# START OF Data listing

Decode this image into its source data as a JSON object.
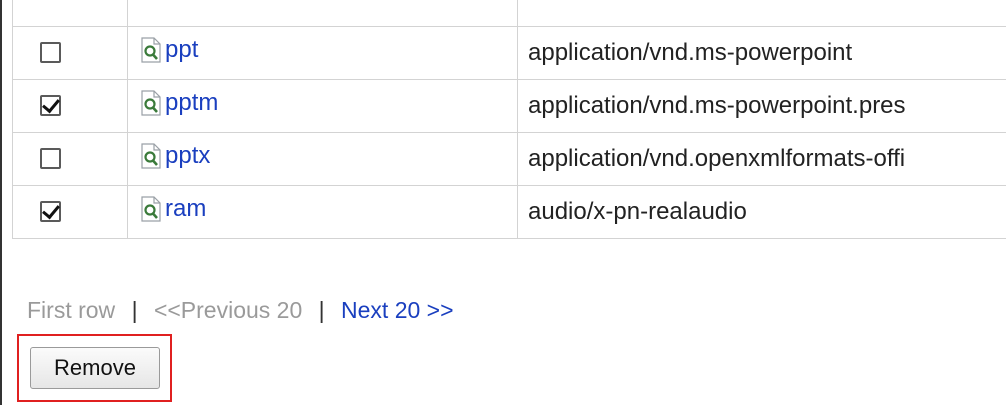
{
  "rows": [
    {
      "checked": false,
      "ext": "ppt",
      "mime": "application/vnd.ms-powerpoint"
    },
    {
      "checked": true,
      "ext": "pptm",
      "mime": "application/vnd.ms-powerpoint.pres"
    },
    {
      "checked": false,
      "ext": "pptx",
      "mime": "application/vnd.openxmlformats-offi"
    },
    {
      "checked": true,
      "ext": "ram",
      "mime": "audio/x-pn-realaudio"
    }
  ],
  "pager": {
    "first": "First row",
    "separator": "|",
    "previous": "<<Previous 20",
    "next": "Next 20 >>"
  },
  "actions": {
    "remove_label": "Remove"
  },
  "colors": {
    "link": "#1a3fbf",
    "highlight": "#e02020",
    "disabled_text": "#9a9a9a"
  },
  "icons": {
    "file_preview": "file-magnifier-icon"
  }
}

# END OF Data listing

Written task -> Show every line in the records above that contains the word "powerpoint".

Solved problem ->
      "mime": "application/vnd.ms-powerpoint"
      "mime": "application/vnd.ms-powerpoint.pres"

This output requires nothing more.